== MATERIAL FOR THE TASK ==
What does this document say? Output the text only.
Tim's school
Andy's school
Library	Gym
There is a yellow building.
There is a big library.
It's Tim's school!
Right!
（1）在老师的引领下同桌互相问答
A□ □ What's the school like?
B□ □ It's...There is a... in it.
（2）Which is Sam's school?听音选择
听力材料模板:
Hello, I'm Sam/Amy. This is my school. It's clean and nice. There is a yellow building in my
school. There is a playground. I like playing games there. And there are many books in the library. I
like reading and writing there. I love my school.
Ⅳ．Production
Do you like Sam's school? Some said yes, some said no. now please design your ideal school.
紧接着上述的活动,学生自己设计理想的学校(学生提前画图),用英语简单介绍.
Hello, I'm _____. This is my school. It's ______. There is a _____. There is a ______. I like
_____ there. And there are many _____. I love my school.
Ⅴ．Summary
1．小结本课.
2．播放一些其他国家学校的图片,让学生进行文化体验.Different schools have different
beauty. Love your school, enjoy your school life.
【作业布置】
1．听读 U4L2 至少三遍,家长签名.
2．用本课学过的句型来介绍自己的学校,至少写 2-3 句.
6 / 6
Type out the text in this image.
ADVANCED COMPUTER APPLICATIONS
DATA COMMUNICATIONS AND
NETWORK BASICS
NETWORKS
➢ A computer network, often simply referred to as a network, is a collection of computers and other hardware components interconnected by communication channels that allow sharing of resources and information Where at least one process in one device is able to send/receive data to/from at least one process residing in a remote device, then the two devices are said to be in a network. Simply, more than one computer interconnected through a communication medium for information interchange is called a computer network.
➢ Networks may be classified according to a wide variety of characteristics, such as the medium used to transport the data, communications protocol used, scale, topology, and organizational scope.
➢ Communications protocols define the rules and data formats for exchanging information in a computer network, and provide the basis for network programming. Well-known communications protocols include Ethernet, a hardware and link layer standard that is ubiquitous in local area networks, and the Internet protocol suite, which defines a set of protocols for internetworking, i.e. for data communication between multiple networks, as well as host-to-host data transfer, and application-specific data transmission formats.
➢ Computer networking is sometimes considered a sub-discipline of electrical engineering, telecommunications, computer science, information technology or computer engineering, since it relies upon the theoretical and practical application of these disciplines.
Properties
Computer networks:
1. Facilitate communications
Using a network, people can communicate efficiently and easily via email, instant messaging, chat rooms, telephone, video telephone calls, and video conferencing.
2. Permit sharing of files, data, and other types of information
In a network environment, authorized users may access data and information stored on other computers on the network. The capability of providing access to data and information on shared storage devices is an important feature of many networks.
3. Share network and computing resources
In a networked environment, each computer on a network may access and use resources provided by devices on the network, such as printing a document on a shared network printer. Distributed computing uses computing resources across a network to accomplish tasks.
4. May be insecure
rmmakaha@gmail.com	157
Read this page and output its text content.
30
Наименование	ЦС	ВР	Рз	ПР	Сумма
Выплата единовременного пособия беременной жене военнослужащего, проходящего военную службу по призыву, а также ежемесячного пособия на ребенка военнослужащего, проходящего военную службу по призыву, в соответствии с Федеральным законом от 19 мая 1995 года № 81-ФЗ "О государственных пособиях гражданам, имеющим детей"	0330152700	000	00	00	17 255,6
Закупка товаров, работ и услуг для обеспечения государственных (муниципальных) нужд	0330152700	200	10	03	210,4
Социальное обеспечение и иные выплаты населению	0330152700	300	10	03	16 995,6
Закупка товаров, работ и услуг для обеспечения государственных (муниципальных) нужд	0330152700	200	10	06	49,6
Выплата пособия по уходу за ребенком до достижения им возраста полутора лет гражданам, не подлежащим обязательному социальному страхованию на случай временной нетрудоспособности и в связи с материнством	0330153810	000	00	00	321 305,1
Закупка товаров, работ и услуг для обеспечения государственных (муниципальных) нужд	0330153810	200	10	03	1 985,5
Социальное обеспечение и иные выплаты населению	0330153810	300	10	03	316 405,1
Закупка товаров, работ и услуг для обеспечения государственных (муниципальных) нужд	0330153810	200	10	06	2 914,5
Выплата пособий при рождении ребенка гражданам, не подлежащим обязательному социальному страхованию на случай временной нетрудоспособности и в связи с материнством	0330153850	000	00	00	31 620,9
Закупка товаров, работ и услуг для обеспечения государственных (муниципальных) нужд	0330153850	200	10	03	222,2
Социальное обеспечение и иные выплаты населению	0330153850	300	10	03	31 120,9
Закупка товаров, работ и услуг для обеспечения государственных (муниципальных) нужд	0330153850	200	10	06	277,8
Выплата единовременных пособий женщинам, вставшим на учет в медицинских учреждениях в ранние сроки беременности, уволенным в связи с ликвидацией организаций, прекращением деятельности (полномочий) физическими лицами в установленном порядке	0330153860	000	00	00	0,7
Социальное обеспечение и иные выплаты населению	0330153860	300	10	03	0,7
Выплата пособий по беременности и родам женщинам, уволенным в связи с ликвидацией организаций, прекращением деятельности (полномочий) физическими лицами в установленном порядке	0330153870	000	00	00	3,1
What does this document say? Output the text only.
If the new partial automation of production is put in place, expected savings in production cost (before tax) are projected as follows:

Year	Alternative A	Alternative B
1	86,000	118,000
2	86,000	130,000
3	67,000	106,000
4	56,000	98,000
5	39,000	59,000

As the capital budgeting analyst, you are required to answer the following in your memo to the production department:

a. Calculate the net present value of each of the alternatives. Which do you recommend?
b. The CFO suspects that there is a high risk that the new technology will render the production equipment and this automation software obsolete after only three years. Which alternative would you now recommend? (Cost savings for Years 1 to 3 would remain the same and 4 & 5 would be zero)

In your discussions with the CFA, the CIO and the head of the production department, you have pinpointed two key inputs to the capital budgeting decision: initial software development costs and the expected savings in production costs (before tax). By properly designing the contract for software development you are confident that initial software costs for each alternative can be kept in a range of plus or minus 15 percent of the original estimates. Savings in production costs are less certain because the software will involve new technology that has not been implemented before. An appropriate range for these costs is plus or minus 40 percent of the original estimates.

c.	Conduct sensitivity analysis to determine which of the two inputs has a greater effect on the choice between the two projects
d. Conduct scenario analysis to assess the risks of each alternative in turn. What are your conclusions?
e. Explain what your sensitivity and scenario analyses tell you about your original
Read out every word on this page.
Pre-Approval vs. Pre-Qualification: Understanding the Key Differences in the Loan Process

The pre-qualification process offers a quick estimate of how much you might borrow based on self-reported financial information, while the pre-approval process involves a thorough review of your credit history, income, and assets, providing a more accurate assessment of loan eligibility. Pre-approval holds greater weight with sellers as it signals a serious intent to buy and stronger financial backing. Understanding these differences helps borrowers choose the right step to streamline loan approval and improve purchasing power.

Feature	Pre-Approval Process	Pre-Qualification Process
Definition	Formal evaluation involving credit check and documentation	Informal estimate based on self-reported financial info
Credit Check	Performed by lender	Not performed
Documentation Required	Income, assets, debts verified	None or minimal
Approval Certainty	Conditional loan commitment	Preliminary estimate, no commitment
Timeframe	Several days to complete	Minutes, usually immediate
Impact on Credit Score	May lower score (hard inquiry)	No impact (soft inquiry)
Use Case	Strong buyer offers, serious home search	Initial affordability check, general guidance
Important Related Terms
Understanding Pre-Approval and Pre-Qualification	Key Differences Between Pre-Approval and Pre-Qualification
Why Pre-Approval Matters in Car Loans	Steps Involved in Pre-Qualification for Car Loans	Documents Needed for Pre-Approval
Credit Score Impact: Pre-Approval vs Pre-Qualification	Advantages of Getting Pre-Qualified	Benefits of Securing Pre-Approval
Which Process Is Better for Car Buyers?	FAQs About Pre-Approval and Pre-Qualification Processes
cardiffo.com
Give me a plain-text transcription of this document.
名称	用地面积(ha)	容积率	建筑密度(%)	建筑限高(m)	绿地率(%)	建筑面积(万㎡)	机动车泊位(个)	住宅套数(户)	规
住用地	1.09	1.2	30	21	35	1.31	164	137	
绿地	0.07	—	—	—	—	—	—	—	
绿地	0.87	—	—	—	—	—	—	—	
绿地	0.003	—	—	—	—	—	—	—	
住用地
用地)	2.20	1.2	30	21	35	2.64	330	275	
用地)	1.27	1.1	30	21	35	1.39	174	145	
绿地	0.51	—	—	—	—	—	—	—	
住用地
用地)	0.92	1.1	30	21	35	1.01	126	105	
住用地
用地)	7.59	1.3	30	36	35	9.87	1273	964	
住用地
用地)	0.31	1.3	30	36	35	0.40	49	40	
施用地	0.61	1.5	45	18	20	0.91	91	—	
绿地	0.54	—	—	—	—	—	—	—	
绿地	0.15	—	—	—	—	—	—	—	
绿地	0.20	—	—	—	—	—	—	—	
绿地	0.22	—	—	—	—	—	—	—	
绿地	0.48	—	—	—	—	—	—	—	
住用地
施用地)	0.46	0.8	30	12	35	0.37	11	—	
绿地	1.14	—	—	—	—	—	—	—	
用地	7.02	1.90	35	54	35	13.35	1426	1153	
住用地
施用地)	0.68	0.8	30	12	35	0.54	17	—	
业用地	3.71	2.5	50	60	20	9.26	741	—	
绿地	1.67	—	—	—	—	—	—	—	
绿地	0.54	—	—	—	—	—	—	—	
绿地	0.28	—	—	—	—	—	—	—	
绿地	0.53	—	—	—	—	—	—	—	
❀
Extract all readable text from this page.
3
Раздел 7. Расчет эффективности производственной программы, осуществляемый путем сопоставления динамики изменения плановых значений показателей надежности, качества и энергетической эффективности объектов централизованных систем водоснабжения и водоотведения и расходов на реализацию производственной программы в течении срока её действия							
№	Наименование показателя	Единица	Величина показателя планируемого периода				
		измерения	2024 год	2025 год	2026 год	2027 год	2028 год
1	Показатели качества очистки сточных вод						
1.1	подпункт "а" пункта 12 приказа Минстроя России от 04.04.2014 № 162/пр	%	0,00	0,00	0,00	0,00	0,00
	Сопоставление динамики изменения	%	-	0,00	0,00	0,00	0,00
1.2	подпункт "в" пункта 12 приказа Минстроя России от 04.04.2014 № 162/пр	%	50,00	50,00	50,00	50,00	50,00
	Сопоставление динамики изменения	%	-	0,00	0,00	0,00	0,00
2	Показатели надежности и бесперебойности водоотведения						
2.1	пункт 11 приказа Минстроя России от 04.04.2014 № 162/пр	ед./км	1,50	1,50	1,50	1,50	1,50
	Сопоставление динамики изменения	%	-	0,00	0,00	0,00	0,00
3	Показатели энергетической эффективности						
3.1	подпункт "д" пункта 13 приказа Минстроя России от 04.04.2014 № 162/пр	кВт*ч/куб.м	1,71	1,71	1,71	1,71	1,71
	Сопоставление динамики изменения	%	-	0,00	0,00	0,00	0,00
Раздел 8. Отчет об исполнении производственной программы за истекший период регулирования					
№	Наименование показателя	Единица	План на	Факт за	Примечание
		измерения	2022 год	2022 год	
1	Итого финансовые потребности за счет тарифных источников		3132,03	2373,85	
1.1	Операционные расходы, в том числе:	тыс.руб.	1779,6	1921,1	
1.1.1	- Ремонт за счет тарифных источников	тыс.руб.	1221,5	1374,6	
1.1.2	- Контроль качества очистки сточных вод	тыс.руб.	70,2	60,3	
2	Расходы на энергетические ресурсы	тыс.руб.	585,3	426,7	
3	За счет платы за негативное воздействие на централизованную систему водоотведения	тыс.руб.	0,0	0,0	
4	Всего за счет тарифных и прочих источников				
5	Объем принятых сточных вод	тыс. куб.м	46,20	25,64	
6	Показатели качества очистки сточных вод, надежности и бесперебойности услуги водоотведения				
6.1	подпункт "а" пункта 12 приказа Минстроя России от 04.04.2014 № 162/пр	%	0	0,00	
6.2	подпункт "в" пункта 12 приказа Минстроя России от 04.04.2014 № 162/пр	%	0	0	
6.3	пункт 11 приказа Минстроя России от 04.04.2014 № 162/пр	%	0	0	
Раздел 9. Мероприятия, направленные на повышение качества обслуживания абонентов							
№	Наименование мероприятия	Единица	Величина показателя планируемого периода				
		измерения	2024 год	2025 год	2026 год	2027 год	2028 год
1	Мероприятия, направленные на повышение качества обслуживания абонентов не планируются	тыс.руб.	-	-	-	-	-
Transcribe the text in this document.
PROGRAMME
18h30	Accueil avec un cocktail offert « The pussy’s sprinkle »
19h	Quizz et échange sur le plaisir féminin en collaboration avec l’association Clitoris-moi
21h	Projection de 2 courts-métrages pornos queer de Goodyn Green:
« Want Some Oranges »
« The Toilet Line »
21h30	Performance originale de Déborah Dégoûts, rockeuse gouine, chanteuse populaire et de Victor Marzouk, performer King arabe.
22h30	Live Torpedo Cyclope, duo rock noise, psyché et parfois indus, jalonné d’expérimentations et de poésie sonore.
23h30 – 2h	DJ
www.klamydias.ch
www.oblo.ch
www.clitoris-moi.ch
===
- [WORK REQUIRED]
In the entries above, find lines with "greater" and copy each.

- [OUTPUT OF THE TASK]
c.	Conduct sensitivity analysis to determine which of the two inputs has a greater effect on the choice between the two projects
The pre-qualification process offers a quick estimate of how much you might borrow based on self-reported financial information, while the pre-approval process involves a thorough review of your credit history, income, and assets, providing a more accurate assessment of loan eligibility. Pre-approval holds greater weight with sellers as it signals a serious intent to buy and stronger financial backing. Understanding these differences helps borrowers choose the right step to streamline loan approval and improve purchasing power.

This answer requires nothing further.